● **Questions to answer**
a) Using the Ardoise text below, explain in one to three sentences why Reverend George Gillmore moved away from Ardoise in 1791.
b) Output everything from "Ardoise (formerly Ardoise" down to "erected in 1871." in the Ardoise text below, unchanged.
c) Render this sentence from the Ardoise text below into Spanish: "Ardoise had a small gold mining industry from 1887 to 1904."

● **Document segment**
--*--
- Ardoise Location within Nova Scotia
- Coordinates: 44°57′33″N 63°56′1″W﻿ / ﻿44.95917°N 63.93361°W
- Country: Canada
- Province: Nova Scotia
- Municipality: West Hants
- Highest elevation: 210 m (690 ft)
- Lowest elevation: 70 m (230 ft)
- Time zone: UTC-4 (AST)
- • Summer (DST): UTC-3 (ADT)
- Postal code: B0N 2A0
- Area code: 902
- NTS Map: 011D13
- GNBC Code: CAAVS

= Ardoise =

Community in Nova Scotia, Canada

Ardoise (formerly Ardoise Hill) is a community in the Canadian province of Nova Scotia, located in West Hants Regional Municipality in Hants County. Its name is the French word for slate, and is considered descriptive of the geology of the area.

Reverend George Gillmore was given a land grant of 500 acres in Ardoise in 1786, but found the rocky landscape challenging to cultivate and moved away in 1791. A union meeting house was erected in Ardoise in 1830, and remained standing until at least 1967. A schoolhouse was erected in Ardoise before 1825, condemned in 1869, and a new schoolhouse erected in 1871.

Ardoise had a small gold mining industry from 1887 to 1904.
--*--
● **Record set**
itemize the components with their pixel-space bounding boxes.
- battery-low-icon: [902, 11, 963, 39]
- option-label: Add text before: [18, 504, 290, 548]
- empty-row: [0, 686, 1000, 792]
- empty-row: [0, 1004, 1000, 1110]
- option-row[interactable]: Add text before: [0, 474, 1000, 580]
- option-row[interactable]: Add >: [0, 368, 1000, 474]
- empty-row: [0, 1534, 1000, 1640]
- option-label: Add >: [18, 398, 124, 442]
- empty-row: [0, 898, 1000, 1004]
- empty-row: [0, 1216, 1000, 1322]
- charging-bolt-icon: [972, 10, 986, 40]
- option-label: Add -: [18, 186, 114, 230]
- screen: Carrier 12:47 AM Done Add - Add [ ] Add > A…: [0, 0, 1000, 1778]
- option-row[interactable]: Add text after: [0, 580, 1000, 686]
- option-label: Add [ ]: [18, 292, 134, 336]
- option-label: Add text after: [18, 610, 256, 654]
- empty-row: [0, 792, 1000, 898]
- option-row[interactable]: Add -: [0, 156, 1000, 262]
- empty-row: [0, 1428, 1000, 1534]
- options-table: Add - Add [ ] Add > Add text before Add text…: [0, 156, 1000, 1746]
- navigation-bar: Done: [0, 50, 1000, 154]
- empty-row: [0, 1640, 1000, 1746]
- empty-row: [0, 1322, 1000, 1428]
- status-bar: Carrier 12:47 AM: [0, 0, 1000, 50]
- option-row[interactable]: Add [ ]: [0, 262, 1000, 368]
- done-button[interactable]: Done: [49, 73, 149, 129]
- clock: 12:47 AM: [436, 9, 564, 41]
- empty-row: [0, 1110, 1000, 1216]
--*--
● **Task solutions**
a) Reverend George Gillmore moved away because he found Ardoise's rocky landscape challenging to cultivate. He had received a 500-acre land grant there in 1786.

b)
Ardoise (formerly Ardoise Hill) is a community in the Canadian province of Nova Scotia, located in West Hants Regional Municipality in Hants County. Its name is the French word for slate, and is considered descriptive of the geology of the area.

Reverend George Gillmore was given a land grant of 500 acres in Ardoise in 1786, but found the rocky landscape challenging to cultivate and moved away in 1791. A union meeting house was erected in Ardoise in 1830, and remained standing until at least 1967. A schoolhouse was erected in Ardoise before 1825, condemned in 1869, and a new schoolhouse erected in 1871.

c) Ardoise tuvo una pequeña industria de minería de oro de 1887 a 1904.